··· Provided information
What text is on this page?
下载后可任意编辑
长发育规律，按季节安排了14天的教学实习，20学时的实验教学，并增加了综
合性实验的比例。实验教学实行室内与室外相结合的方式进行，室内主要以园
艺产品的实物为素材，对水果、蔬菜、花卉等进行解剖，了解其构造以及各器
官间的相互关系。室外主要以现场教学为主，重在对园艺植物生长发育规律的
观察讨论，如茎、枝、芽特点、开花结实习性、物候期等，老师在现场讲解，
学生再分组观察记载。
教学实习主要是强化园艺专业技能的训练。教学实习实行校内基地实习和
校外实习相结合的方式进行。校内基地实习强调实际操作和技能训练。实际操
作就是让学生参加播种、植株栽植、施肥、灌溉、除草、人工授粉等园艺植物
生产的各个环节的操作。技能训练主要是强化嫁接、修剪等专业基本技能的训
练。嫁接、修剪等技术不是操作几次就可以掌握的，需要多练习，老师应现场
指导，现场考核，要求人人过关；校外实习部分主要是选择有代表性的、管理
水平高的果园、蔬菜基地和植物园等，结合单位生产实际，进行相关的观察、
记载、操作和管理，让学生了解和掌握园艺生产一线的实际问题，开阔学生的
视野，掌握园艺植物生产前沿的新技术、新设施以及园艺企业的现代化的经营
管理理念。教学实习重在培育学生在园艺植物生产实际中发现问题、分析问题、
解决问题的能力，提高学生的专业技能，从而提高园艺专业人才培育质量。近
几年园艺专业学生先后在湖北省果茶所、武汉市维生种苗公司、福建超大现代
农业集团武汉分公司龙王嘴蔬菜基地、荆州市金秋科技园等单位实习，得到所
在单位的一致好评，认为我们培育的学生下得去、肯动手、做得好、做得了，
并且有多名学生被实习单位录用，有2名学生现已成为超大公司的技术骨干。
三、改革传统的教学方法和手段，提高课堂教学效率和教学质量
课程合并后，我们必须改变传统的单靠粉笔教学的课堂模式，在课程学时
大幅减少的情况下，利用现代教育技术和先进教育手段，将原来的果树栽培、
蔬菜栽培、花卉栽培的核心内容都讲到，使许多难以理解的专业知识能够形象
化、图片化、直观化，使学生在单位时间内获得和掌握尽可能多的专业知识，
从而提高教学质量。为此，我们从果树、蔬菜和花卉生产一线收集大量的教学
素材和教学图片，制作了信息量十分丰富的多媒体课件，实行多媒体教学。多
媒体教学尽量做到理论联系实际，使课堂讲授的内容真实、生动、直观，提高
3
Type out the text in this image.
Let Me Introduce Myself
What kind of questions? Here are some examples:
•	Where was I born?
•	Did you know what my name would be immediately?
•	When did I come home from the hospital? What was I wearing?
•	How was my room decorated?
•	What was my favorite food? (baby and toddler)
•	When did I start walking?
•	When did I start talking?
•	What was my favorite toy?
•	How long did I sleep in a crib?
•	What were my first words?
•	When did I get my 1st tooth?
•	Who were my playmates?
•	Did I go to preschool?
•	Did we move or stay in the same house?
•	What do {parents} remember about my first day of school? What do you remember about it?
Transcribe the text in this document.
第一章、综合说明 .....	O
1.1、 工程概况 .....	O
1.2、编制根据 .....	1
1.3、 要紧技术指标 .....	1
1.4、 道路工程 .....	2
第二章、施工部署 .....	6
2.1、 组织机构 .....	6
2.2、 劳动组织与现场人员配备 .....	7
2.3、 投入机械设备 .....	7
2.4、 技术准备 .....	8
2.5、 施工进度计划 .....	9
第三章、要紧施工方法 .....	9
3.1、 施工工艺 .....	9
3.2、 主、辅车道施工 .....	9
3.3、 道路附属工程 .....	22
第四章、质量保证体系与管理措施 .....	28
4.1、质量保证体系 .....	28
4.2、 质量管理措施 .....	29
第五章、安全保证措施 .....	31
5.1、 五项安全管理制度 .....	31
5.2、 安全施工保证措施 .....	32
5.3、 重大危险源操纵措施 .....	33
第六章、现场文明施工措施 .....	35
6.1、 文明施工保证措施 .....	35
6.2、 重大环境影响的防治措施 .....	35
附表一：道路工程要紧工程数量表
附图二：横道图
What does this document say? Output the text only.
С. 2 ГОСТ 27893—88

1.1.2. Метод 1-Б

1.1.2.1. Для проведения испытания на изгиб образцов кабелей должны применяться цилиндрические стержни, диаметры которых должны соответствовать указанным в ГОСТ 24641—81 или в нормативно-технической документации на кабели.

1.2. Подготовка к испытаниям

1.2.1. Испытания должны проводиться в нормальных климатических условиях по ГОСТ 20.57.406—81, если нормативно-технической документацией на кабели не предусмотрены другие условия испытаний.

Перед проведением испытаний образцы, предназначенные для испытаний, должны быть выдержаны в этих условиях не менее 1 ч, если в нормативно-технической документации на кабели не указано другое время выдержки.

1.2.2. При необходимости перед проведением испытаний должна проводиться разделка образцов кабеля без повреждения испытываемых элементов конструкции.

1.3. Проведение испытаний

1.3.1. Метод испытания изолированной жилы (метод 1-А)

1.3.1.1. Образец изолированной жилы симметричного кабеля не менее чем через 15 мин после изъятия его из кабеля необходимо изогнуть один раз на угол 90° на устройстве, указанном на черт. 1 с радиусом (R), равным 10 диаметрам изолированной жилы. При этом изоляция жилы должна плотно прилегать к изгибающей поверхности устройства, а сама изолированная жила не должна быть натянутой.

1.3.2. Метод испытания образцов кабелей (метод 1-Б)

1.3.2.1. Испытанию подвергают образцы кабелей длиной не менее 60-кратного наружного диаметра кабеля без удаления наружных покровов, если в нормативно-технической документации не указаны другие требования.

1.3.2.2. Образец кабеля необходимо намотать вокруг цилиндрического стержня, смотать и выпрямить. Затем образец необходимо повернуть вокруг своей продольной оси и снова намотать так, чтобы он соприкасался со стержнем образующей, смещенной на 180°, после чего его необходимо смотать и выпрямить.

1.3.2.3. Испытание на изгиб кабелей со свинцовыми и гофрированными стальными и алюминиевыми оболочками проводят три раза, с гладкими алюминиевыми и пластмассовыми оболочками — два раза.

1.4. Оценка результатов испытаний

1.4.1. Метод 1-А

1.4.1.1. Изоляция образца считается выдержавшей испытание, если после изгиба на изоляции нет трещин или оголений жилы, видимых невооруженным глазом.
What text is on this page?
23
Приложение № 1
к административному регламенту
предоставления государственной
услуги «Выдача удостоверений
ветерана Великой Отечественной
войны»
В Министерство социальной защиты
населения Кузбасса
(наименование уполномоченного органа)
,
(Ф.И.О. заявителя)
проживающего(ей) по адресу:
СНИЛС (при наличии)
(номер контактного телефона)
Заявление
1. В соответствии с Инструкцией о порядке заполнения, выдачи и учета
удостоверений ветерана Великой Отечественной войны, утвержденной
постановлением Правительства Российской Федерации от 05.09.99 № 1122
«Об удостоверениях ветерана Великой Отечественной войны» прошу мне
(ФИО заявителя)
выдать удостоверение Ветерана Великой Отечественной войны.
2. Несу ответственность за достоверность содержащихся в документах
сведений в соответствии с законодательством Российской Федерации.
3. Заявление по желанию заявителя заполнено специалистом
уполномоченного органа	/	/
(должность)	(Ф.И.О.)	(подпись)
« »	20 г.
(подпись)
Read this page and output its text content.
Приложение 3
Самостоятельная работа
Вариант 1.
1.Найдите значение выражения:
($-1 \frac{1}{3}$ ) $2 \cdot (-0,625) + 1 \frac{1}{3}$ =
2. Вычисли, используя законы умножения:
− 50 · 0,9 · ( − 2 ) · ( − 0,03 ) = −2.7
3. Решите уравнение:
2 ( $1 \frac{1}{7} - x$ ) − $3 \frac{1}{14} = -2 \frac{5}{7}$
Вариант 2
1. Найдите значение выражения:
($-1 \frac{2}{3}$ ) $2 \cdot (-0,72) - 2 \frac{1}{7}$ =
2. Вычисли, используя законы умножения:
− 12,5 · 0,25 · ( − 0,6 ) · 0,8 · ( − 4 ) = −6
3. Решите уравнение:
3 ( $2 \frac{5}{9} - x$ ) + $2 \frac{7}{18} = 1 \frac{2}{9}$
······
Pull out every line holding "Метод" from the records above, and copy it.

1.1.2. Метод 1-Б
1.3.1. Метод испытания изолированной жилы (метод 1-А)
1.3.2. Метод испытания образцов кабелей (метод 1-Б)
1.4.1. Метод 1-А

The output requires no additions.